Job: Copy all of the material exactly. Pictures are not to appear in the copy.

Supplied records:
╔══
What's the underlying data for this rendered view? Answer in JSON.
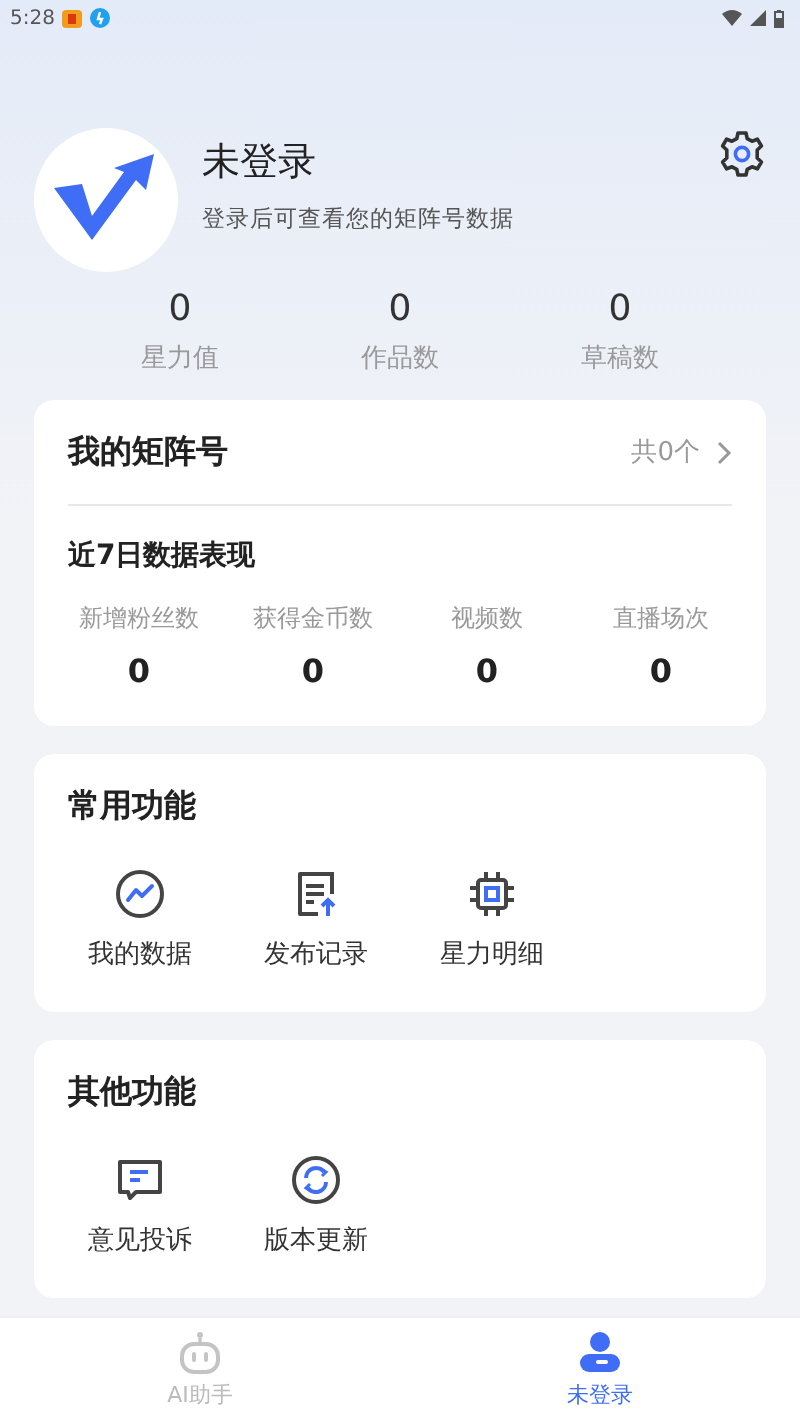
{
  "status_bar": {
    "time": "5:28"
  },
  "profile": {
    "name": "未登录",
    "subtitle": "登录后可查看您的矩阵号数据"
  },
  "stats": [
    {
      "value": "0",
      "label": "星力值"
    },
    {
      "value": "0",
      "label": "作品数"
    },
    {
      "value": "0",
      "label": "草稿数"
    }
  ],
  "matrix_card": {
    "title": "我的矩阵号",
    "count": "共0个",
    "section_title": "近7日数据表现",
    "metrics": [
      {
        "label": "新增粉丝数",
        "value": "0"
      },
      {
        "label": "获得金币数",
        "value": "0"
      },
      {
        "label": "视频数",
        "value": "0"
      },
      {
        "label": "直播场次",
        "value": "0"
      }
    ]
  },
  "common_functions": {
    "title": "常用功能",
    "items": [
      {
        "label": "我的数据",
        "kind": "chart"
      },
      {
        "label": "发布记录",
        "kind": "upload"
      },
      {
        "label": "星力明细",
        "kind": "chip"
      }
    ]
  },
  "other_functions": {
    "title": "其他功能",
    "items": [
      {
        "label": "意见投诉",
        "kind": "feedback"
      },
      {
        "label": "版本更新",
        "kind": "refresh"
      }
    ]
  },
  "tab_bar": [
    {
      "label": "AI助手",
      "kind": "robot",
      "selected": false
    },
    {
      "label": "未登录",
      "kind": "person",
      "selected": true
    }
  ]
}
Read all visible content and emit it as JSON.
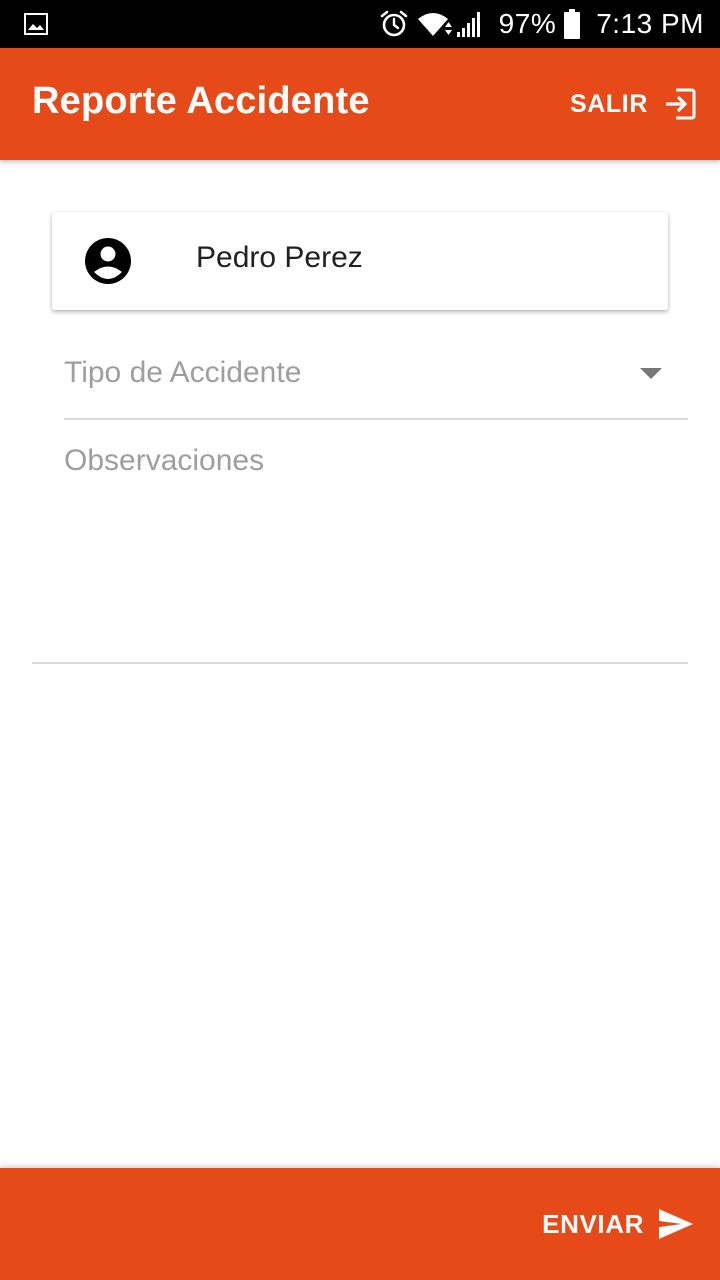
{
  "status_bar": {
    "battery_percent": "97%",
    "time": "7:13 PM",
    "icons": [
      "gallery-icon",
      "alarm-icon",
      "wifi-icon",
      "signal-icon",
      "battery-icon"
    ]
  },
  "app_bar": {
    "title": "Reporte Accidente",
    "exit_label": "SALIR",
    "exit_icon": "exit-to-app-icon",
    "color": "#e64a19"
  },
  "user_card": {
    "name": "Pedro Perez",
    "icon": "account-circle-icon"
  },
  "form": {
    "accident_type": {
      "placeholder": "Tipo de Accidente",
      "icon": "dropdown-arrow-icon"
    },
    "observations": {
      "placeholder": "Observaciones",
      "value": ""
    }
  },
  "bottom_bar": {
    "send_label": "ENVIAR",
    "send_icon": "send-icon",
    "color": "#e64a19"
  },
  "colors": {
    "accent": "#e64a19",
    "placeholder_text": "#9e9e9e",
    "divider": "#dcdcdc"
  }
}
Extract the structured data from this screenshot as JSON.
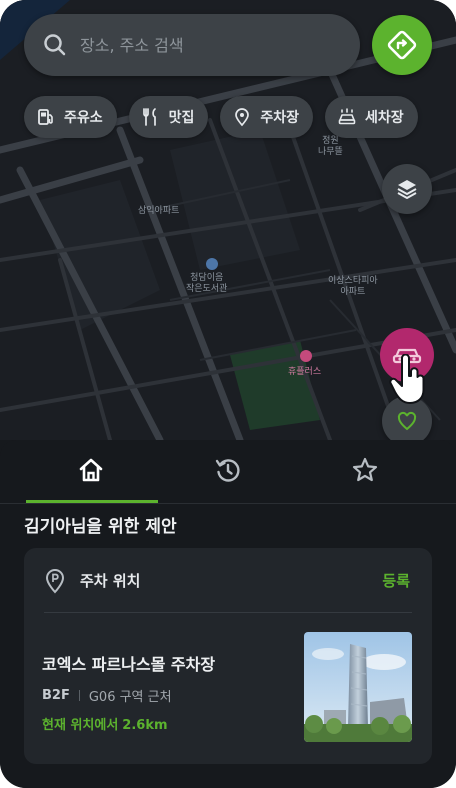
{
  "search": {
    "placeholder": "장소, 주소 검색"
  },
  "chips": [
    {
      "label": "주유소",
      "icon": "gas-station-icon"
    },
    {
      "label": "맛집",
      "icon": "fork-knife-icon"
    },
    {
      "label": "주차장",
      "icon": "location-pin-icon"
    },
    {
      "label": "세차장",
      "icon": "car-wash-icon"
    }
  ],
  "map": {
    "pois": [
      {
        "label": "정원\n나무뜰"
      },
      {
        "label": "삼익아파트"
      },
      {
        "label": "청담이음\n작은도서관"
      },
      {
        "label": "이상스타피아\n아파트"
      },
      {
        "label": "휴플러스"
      }
    ]
  },
  "tabs": [
    {
      "name": "home",
      "icon": "home-icon"
    },
    {
      "name": "recent",
      "icon": "history-icon"
    },
    {
      "name": "favorites",
      "icon": "star-icon"
    }
  ],
  "suggestion": {
    "title": "김기아님을 위한 제안",
    "card": {
      "header_label": "주차 위치",
      "action_label": "등록",
      "place_name": "코엑스 파르나스몰 주차장",
      "floor": "B2F",
      "zone": "G06 구역 근처",
      "distance_prefix": "현재 위치에서",
      "distance_value": "2.6km"
    }
  },
  "colors": {
    "accent": "#5cb32e",
    "parking_fab": "#b2286d",
    "surface": "#22262b"
  }
}
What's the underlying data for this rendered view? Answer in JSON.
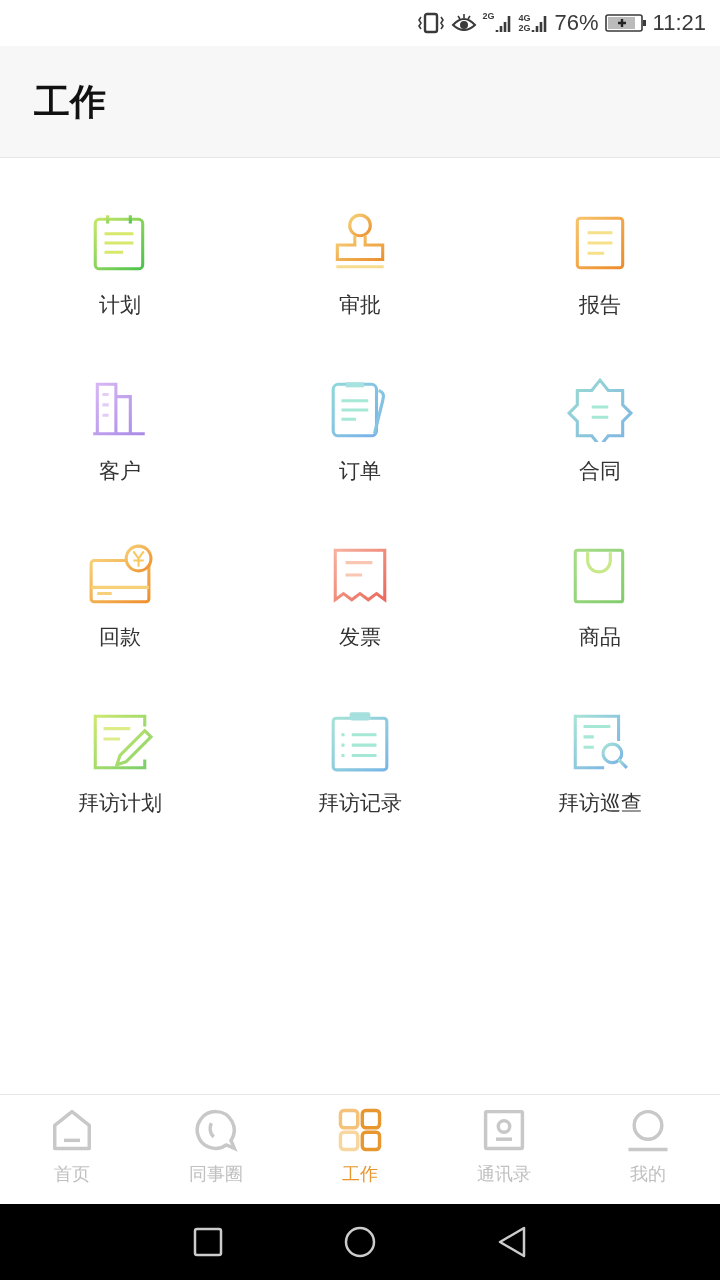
{
  "status_bar": {
    "network_1": "2G",
    "network_2": "4G",
    "network_3": "2G",
    "battery": "76%",
    "time": "11:21"
  },
  "header": {
    "title": "工作"
  },
  "apps": [
    {
      "label": "计划"
    },
    {
      "label": "审批"
    },
    {
      "label": "报告"
    },
    {
      "label": "客户"
    },
    {
      "label": "订单"
    },
    {
      "label": "合同"
    },
    {
      "label": "回款"
    },
    {
      "label": "发票"
    },
    {
      "label": "商品"
    },
    {
      "label": "拜访计划"
    },
    {
      "label": "拜访记录"
    },
    {
      "label": "拜访巡查"
    }
  ],
  "tab_bar": [
    {
      "label": "首页",
      "selected": false
    },
    {
      "label": "同事圈",
      "selected": false
    },
    {
      "label": "工作",
      "selected": true
    },
    {
      "label": "通讯录",
      "selected": false
    },
    {
      "label": "我的",
      "selected": false
    }
  ]
}
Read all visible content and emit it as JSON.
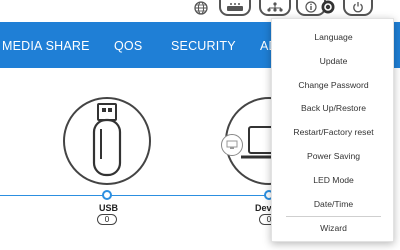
{
  "topbar": {
    "icons": [
      "globe-icon",
      "router-icon",
      "network-icon",
      "info-icon",
      "gear-icon",
      "power-icon"
    ]
  },
  "nav": {
    "items": [
      "MEDIA SHARE",
      "QOS",
      "SECURITY",
      "AD"
    ]
  },
  "dashboard": {
    "usb_label": "USB",
    "usb_count": "0",
    "devices_label": "Devi",
    "devices_count": "0"
  },
  "menu": {
    "items": [
      "Language",
      "Update",
      "Change Password",
      "Back Up/Restore",
      "Restart/Factory reset",
      "Power Saving",
      "LED Mode",
      "Date/Time"
    ],
    "wizard": "Wizard"
  }
}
╚══
Result of the exercise:
What's the underlying data for this rendered view? Answer in JSON.
{
  "status_bar": {
    "time": "5:28"
  },
  "profile": {
    "name": "未登录",
    "subtitle": "登录后可查看您的矩阵号数据"
  },
  "stats": [
    {
      "value": "0",
      "label": "星力值"
    },
    {
      "value": "0",
      "label": "作品数"
    },
    {
      "value": "0",
      "label": "草稿数"
    }
  ],
  "matrix_card": {
    "title": "我的矩阵号",
    "count": "共0个",
    "section_title": "近7日数据表现",
    "metrics": [
      {
        "label": "新增粉丝数",
        "value": "0"
      },
      {
        "label": "获得金币数",
        "value": "0"
      },
      {
        "label": "视频数",
        "value": "0"
      },
      {
        "label": "直播场次",
        "value": "0"
      }
    ]
  },
  "common_functions": {
    "title": "常用功能",
    "items": [
      {
        "label": "我的数据",
        "kind": "chart"
      },
      {
        "label": "发布记录",
        "kind": "upload"
      },
      {
        "label": "星力明细",
        "kind": "chip"
      }
    ]
  },
  "other_functions": {
    "title": "其他功能",
    "items": [
      {
        "label": "意见投诉",
        "kind": "feedback"
      },
      {
        "label": "版本更新",
        "kind": "refresh"
      }
    ]
  },
  "tab_bar": [
    {
      "label": "AI助手",
      "kind": "robot",
      "selected": false
    },
    {
      "label": "未登录",
      "kind": "person",
      "selected": true
    }
  ]
}
Read all visible content and emit it as JSON.
{
  "status_bar": {
    "battery_percent": "97%",
    "time": "7:13 PM",
    "icons": [
      "gallery-icon",
      "alarm-icon",
      "wifi-icon",
      "signal-icon",
      "battery-icon"
    ]
  },
  "app_bar": {
    "title": "Reporte Accidente",
    "exit_label": "SALIR",
    "exit_icon": "exit-to-app-icon",
    "color": "#e64a19"
  },
  "user_card": {
    "name": "Pedro Perez",
    "icon": "account-circle-icon"
  },
  "form": {
    "accident_type": {
      "placeholder": "Tipo de Accidente",
      "icon": "dropdown-arrow-icon"
    },
    "observations": {
      "placeholder": "Observaciones",
      "value": ""
    }
  },
  "bottom_bar": {
    "send_label": "ENVIAR",
    "send_icon": "send-icon",
    "color": "#e64a19"
  },
  "colors": {
    "accent": "#e64a19",
    "placeholder_text": "#9e9e9e",
    "divider": "#dcdcdc"
  }
}
Extract the structured data from this screenshot as JSON.
{
  "search": {
    "placeholder": "장소, 주소 검색"
  },
  "chips": [
    {
      "label": "주유소",
      "icon": "gas-station-icon"
    },
    {
      "label": "맛집",
      "icon": "fork-knife-icon"
    },
    {
      "label": "주차장",
      "icon": "location-pin-icon"
    },
    {
      "label": "세차장",
      "icon": "car-wash-icon"
    }
  ],
  "map": {
    "pois": [
      {
        "label": "정원\n나무뜰"
      },
      {
        "label": "삼익아파트"
      },
      {
        "label": "청담이음\n작은도서관"
      },
      {
        "label": "이상스타피아\n아파트"
      },
      {
        "label": "휴플러스"
      }
    ]
  },
  "tabs": [
    {
      "name": "home",
      "icon": "home-icon"
    },
    {
      "name": "recent",
      "icon": "history-icon"
    },
    {
      "name": "favorites",
      "icon": "star-icon"
    }
  ],
  "suggestion": {
    "title": "김기아님을 위한 제안",
    "card": {
      "header_label": "주차 위치",
      "action_label": "등록",
      "place_name": "코엑스 파르나스몰 주차장",
      "floor": "B2F",
      "zone": "G06 구역 근처",
      "distance_prefix": "현재 위치에서",
      "distance_value": "2.6km"
    }
  },
  "colors": {
    "accent": "#5cb32e",
    "parking_fab": "#b2286d",
    "surface": "#22262b"
  }
}
What's the underlying data for this rendered view? Answer in JSON.
{
  "status_bar": {
    "network_1": "2G",
    "network_2": "4G",
    "network_3": "2G",
    "battery": "76%",
    "time": "11:21"
  },
  "header": {
    "title": "工作"
  },
  "apps": [
    {
      "label": "计划"
    },
    {
      "label": "审批"
    },
    {
      "label": "报告"
    },
    {
      "label": "客户"
    },
    {
      "label": "订单"
    },
    {
      "label": "合同"
    },
    {
      "label": "回款"
    },
    {
      "label": "发票"
    },
    {
      "label": "商品"
    },
    {
      "label": "拜访计划"
    },
    {
      "label": "拜访记录"
    },
    {
      "label": "拜访巡查"
    }
  ],
  "tab_bar": [
    {
      "label": "首页",
      "selected": false
    },
    {
      "label": "同事圈",
      "selected": false
    },
    {
      "label": "工作",
      "selected": true
    },
    {
      "label": "通讯录",
      "selected": false
    },
    {
      "label": "我的",
      "selected": false
    }
  ]
}
Read all visible content and emit it as JSON.
{
  "topbar": {
    "icons": [
      "globe-icon",
      "router-icon",
      "network-icon",
      "info-icon",
      "gear-icon",
      "power-icon"
    ]
  },
  "nav": {
    "items": [
      "MEDIA SHARE",
      "QOS",
      "SECURITY",
      "AD"
    ]
  },
  "dashboard": {
    "usb_label": "USB",
    "usb_count": "0",
    "devices_label": "Devi",
    "devices_count": "0"
  },
  "menu": {
    "items": [
      "Language",
      "Update",
      "Change Password",
      "Back Up/Restore",
      "Restart/Factory reset",
      "Power Saving",
      "LED Mode",
      "Date/Time"
    ],
    "wizard": "Wizard"
  }
}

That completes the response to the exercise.